__AIM__:
Check each line of the records below for the word "skew" and copy those where it appears.

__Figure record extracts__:
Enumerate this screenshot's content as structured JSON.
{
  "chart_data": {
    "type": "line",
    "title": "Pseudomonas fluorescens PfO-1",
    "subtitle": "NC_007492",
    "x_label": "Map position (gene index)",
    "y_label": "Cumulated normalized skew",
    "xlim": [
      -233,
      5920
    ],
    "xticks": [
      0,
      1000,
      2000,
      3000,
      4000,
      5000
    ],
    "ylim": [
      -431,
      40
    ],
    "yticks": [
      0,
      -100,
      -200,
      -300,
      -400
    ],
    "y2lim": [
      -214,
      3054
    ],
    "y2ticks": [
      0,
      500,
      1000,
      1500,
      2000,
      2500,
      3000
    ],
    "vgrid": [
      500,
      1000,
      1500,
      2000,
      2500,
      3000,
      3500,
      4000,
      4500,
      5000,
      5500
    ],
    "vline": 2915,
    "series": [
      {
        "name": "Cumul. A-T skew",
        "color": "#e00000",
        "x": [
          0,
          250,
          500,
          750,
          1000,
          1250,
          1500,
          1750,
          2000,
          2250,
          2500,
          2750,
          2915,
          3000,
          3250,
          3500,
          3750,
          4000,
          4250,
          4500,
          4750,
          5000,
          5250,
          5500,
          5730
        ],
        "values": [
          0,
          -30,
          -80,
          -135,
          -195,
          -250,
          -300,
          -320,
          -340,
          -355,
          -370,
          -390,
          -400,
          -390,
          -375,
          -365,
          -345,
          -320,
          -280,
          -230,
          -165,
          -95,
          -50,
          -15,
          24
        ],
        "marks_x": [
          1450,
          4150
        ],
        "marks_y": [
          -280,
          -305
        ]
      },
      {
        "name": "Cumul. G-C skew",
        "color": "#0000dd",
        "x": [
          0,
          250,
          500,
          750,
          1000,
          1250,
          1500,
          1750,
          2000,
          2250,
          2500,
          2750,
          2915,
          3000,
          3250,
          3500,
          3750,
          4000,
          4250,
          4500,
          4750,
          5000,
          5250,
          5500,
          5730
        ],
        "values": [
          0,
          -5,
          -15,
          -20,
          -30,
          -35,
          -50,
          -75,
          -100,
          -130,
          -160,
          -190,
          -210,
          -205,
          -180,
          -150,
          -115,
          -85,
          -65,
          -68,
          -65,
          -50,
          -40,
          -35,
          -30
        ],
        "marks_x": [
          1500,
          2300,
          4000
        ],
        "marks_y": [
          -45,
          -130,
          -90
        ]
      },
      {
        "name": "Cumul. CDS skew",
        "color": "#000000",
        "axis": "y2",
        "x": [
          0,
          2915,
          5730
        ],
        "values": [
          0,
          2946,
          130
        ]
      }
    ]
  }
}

__RESPONSE__:
    "y_label": "Cumulated normalized skew",
        "name": "Cumul. A-T skew",
        "name": "Cumul. G-C skew",
        "name": "Cumul. CDS skew",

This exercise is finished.